*Aim of the task:* Spot each line that carries the word "name"; copy those lines.
__________________________________________________
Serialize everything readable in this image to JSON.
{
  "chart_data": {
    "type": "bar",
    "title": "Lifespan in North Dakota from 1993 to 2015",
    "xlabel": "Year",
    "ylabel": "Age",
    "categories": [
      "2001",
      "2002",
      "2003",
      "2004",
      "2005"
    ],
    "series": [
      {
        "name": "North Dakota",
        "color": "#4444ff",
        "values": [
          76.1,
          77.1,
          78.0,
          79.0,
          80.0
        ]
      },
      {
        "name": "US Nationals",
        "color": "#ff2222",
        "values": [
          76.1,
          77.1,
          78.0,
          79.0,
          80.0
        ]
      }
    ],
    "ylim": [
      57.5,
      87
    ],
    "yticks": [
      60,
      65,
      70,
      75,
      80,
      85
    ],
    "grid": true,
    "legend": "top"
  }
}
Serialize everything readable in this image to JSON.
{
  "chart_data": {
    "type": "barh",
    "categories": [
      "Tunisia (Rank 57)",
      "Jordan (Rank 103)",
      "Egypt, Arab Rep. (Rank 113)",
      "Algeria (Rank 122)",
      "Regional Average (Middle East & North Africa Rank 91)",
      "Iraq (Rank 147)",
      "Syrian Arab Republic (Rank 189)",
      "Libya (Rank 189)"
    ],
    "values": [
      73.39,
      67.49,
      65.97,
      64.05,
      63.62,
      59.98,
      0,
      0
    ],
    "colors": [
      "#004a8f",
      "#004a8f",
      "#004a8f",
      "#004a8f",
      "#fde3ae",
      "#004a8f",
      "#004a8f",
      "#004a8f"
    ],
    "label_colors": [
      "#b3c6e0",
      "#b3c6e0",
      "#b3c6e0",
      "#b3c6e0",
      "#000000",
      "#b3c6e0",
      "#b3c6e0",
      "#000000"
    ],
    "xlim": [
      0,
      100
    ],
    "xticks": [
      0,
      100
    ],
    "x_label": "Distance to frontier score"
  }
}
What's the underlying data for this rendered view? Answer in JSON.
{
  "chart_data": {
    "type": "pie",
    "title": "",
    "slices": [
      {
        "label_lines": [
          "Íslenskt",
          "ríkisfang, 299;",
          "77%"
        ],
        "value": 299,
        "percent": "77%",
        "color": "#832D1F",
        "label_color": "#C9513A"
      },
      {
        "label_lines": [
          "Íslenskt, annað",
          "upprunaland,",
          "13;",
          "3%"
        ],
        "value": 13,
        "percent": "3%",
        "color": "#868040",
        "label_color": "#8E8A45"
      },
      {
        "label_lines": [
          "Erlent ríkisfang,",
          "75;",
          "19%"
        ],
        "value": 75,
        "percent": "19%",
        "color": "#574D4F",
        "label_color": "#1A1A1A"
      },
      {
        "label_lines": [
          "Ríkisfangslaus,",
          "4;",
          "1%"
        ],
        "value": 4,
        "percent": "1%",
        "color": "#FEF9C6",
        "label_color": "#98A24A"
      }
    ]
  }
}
__________________________________________________
*Response below:*
        "name": "North Dakota",
        "name": "US Nationals",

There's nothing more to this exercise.